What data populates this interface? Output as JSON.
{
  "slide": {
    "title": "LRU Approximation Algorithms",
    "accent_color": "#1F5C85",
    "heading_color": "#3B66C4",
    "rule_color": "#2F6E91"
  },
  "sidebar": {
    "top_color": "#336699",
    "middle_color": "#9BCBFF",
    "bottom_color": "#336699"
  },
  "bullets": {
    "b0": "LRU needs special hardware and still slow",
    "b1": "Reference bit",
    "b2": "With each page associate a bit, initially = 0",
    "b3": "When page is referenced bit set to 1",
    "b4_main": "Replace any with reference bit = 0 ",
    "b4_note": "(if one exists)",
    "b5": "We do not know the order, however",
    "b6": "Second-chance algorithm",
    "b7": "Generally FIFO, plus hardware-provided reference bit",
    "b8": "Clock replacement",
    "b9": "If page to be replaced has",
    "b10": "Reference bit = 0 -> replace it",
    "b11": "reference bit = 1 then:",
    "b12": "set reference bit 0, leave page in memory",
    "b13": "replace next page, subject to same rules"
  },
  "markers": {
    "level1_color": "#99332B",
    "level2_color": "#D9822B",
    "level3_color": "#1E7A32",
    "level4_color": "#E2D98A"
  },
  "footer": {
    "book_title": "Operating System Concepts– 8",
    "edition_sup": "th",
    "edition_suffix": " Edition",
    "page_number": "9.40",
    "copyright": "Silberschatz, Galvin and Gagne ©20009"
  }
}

* * * * *

Extract each entry in full and write it down exactly.

THE RESPONSE:
What data populates this interface? Output as JSON.
{
  "slide": {
    "title": "LRU Approximation Algorithms",
    "accent_color": "#1F5C85",
    "heading_color": "#3B66C4",
    "rule_color": "#2F6E91"
  },
  "sidebar": {
    "top_color": "#336699",
    "middle_color": "#9BCBFF",
    "bottom_color": "#336699"
  },
  "bullets": {
    "b0": "LRU needs special hardware and still slow",
    "b1": "Reference bit",
    "b2": "With each page associate a bit, initially = 0",
    "b3": "When page is referenced bit set to 1",
    "b4_main": "Replace any with reference bit = 0 ",
    "b4_note": "(if one exists)",
    "b5": "We do not know the order, however",
    "b6": "Second-chance algorithm",
    "b7": "Generally FIFO, plus hardware-provided reference bit",
    "b8": "Clock replacement",
    "b9": "If page to be replaced has",
    "b10": "Reference bit = 0 -> replace it",
    "b11": "reference bit = 1 then:",
    "b12": "set reference bit 0, leave page in memory",
    "b13": "replace next page, subject to same rules"
  },
  "markers": {
    "level1_color": "#99332B",
    "level2_color": "#D9822B",
    "level3_color": "#1E7A32",
    "level4_color": "#E2D98A"
  },
  "footer": {
    "book_title": "Operating System Concepts– 8",
    "edition_sup": "th",
    "edition_suffix": " Edition",
    "page_number": "9.40",
    "copyright": "Silberschatz, Galvin and Gagne ©20009"
  }
}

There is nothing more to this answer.